**TASK TO CARRY OUT**
Look for the string "displayed" and copy every line that has it.

--- Start of MATERIAL FOR THIS EXERCISE ---

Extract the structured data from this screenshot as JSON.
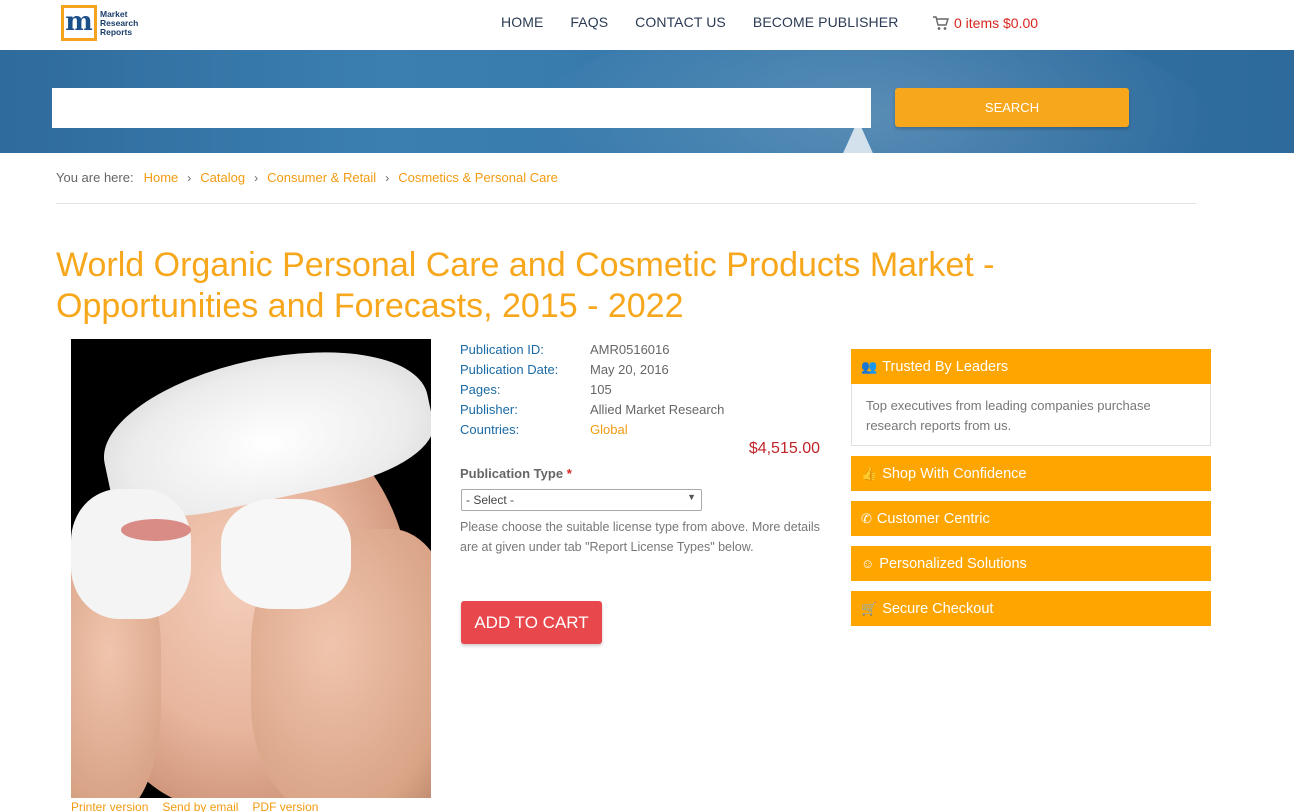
{
  "header": {
    "logo_text": [
      "Market",
      "Research",
      "Reports"
    ],
    "logo_letter": "m",
    "nav": [
      "HOME",
      "FAQS",
      "CONTACT US",
      "BECOME PUBLISHER"
    ],
    "cart": "0 items $0.00"
  },
  "search": {
    "placeholder": "",
    "button": "SEARCH"
  },
  "breadcrumb": {
    "label": "You are here:",
    "items": [
      "Home",
      "Catalog",
      "Consumer & Retail",
      "Cosmetics & Personal Care"
    ]
  },
  "product": {
    "title": "World Organic Personal Care and Cosmetic Products Market - Opportunities and Forecasts, 2015 - 2022",
    "details": [
      {
        "label": "Publication ID:",
        "value": "AMR0516016"
      },
      {
        "label": "Publication Date:",
        "value": "May 20, 2016"
      },
      {
        "label": "Pages:",
        "value": "105"
      },
      {
        "label": "Publisher:",
        "value": "Allied Market Research"
      },
      {
        "label": "Countries:",
        "value": "Global"
      }
    ],
    "price": "$4,515.00",
    "publication_type_label": "Publication Type",
    "required_mark": "*",
    "select_value": "- Select -",
    "hint": "Please choose the suitable license type from above. More details are at given under tab \"Report License Types\" below.",
    "add_to_cart": "ADD TO CART",
    "tools": [
      "Printer version",
      "Send by email",
      "PDF version"
    ]
  },
  "sidebar": {
    "items": [
      {
        "label": "Trusted By Leaders",
        "icon": "users-icon"
      },
      {
        "label": "Shop With Confidence",
        "icon": "thumbs-up-icon"
      },
      {
        "label": "Customer Centric",
        "icon": "phone-icon"
      },
      {
        "label": "Personalized Solutions",
        "icon": "smile-icon"
      },
      {
        "label": "Secure Checkout",
        "icon": "cart-icon"
      }
    ],
    "trusted_text": "Top executives from leading companies purchase research reports from us."
  },
  "colors": {
    "accent": "#f7a71b",
    "sidebar": "#ffa500",
    "add_to_cart": "#e8474c",
    "price": "#c0252a",
    "label_blue": "#1a6aa6"
  }
}
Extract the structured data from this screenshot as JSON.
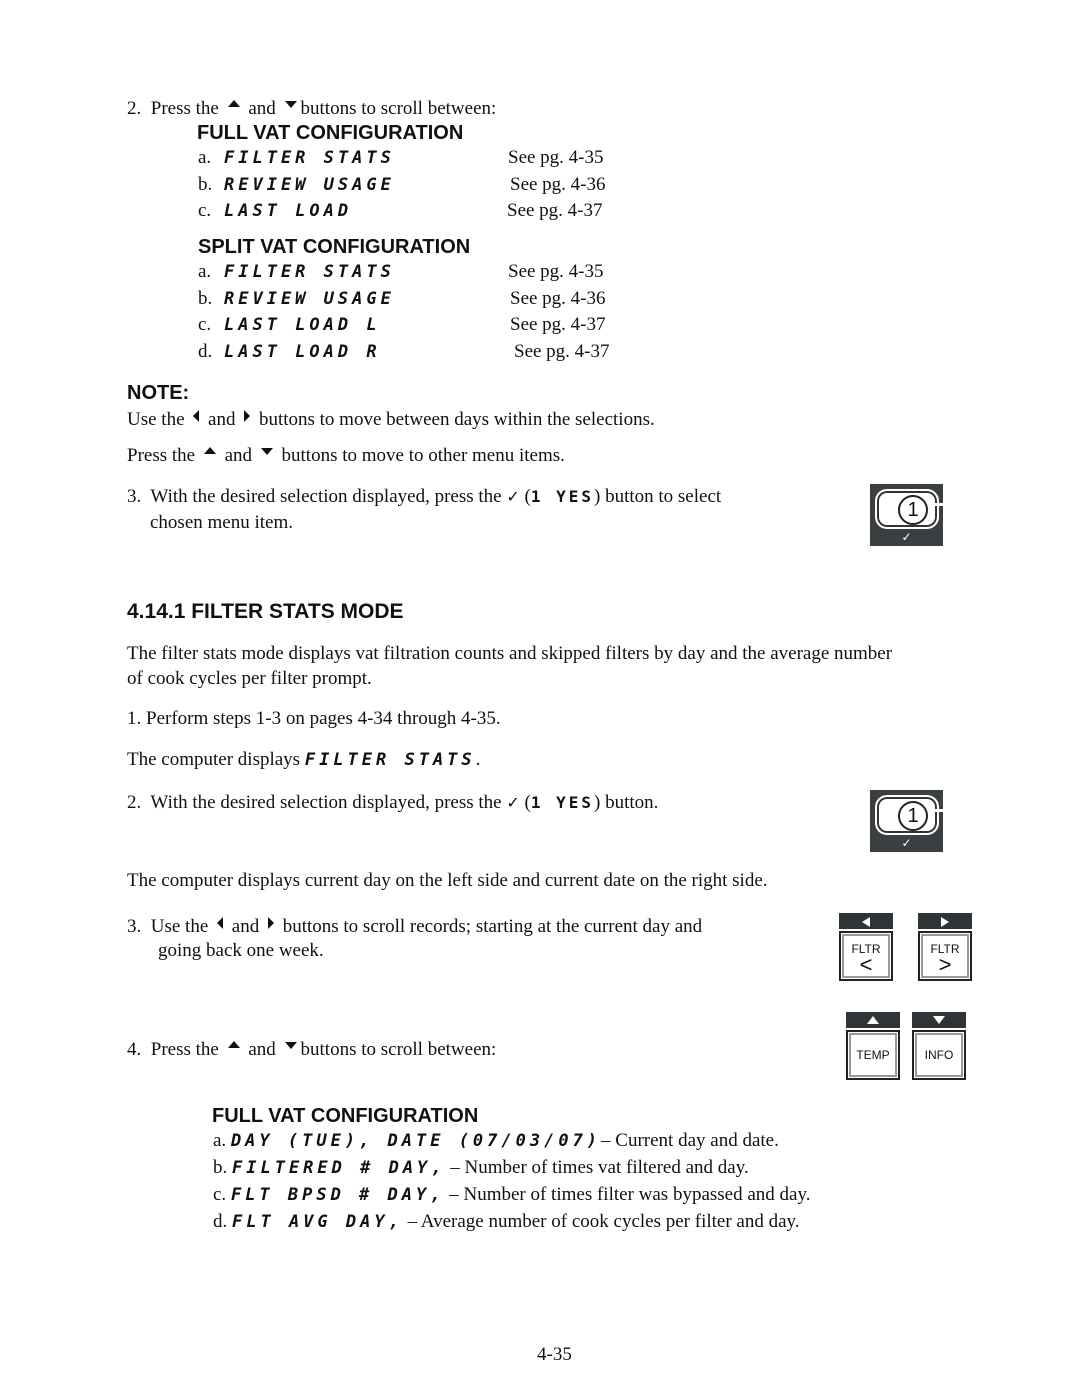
{
  "step2_top": {
    "num": "2.",
    "pre": "Press the",
    "mid": "and",
    "post": "buttons to scroll between:",
    "full_vat": {
      "heading": "FULL VAT CONFIGURATION",
      "items": [
        {
          "label": "a.",
          "display": "FILTER STATS",
          "ref": "See pg. 4-35"
        },
        {
          "label": "b.",
          "display": "REVIEW USAGE",
          "ref": "See pg. 4-36"
        },
        {
          "label": "c.",
          "display": "LAST LOAD",
          "ref": "See pg. 4-37"
        }
      ]
    },
    "split_vat": {
      "heading": "SPLIT VAT CONFIGURATION",
      "items": [
        {
          "label": "a.",
          "display": "FILTER STATS",
          "ref": "See pg. 4-35"
        },
        {
          "label": "b.",
          "display": "REVIEW USAGE",
          "ref": "See pg. 4-36"
        },
        {
          "label": "c.",
          "display": "LAST LOAD L",
          "ref": "See pg. 4-37"
        },
        {
          "label": "d.",
          "display": "LAST LOAD R",
          "ref": "See pg. 4-37"
        }
      ]
    }
  },
  "note": {
    "heading": "NOTE:",
    "line1_pre": "Use the",
    "line1_mid": "and",
    "line1_post": "buttons to move between days within the selections.",
    "line2_pre": "Press the",
    "line2_mid": "and",
    "line2_post": "buttons to move to other menu items."
  },
  "step3_top": {
    "num": "3.",
    "pre": "With the desired selection displayed, press the",
    "check": "✓",
    "paren_open": "(",
    "display": "1 YES",
    "post": ") button to select",
    "line2": "chosen menu item."
  },
  "button_yes": {
    "number": "1",
    "check": "✓"
  },
  "section": {
    "title": "4.14.1  FILTER STATS MODE",
    "intro_line1": "The filter stats mode displays vat filtration counts and skipped filters by day and the average number",
    "intro_line2": "of cook cycles per filter prompt.",
    "step1": "1.  Perform steps 1-3 on pages 4-34 through 4-35.",
    "displays_pre": "The computer displays",
    "displays_value": "FILTER STATS",
    "displays_post": ".",
    "step2": {
      "num": "2.",
      "pre": "With the desired selection displayed, press the",
      "check": "✓",
      "paren_open": "(",
      "display": "1 YES",
      "post": ") button."
    },
    "current_day_text": "The computer displays current day on the left side and current date on the right side.",
    "step3": {
      "num": "3.",
      "pre": "Use the",
      "mid": "and",
      "post": "buttons to scroll records; starting at the current day and",
      "line2": "going back one week."
    },
    "step4": {
      "num": "4.",
      "pre": "Press the",
      "mid": "and",
      "post": "buttons to scroll between:"
    },
    "full_vat": {
      "heading": "FULL VAT CONFIGURATION",
      "items": [
        {
          "label": "a.",
          "display": "DAY (TUE), DATE (07/03/07)",
          "desc": "– Current day and date."
        },
        {
          "label": "b.",
          "display": "FILTERED # DAY,",
          "desc": "– Number of times vat filtered and day."
        },
        {
          "label": "c.",
          "display": "FLT BPSD # DAY,",
          "desc": "– Number of times filter was bypassed and day."
        },
        {
          "label": "d.",
          "display": "FLT AVG DAY,",
          "desc": "– Average number of cook cycles per filter and day."
        }
      ]
    }
  },
  "keys": {
    "fltr_left": {
      "label": "FLTR",
      "symbol": "<"
    },
    "fltr_right": {
      "label": "FLTR",
      "symbol": ">"
    },
    "temp": {
      "label": "TEMP"
    },
    "info": {
      "label": "INFO"
    }
  },
  "page_number": "4-35"
}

--- End of MATERIAL FOR THIS EXERCISE ---

**ANSWER IN FULL**
    "pre": "With the desired selection displayed, press the",
      "pre": "With the desired selection displayed, press the",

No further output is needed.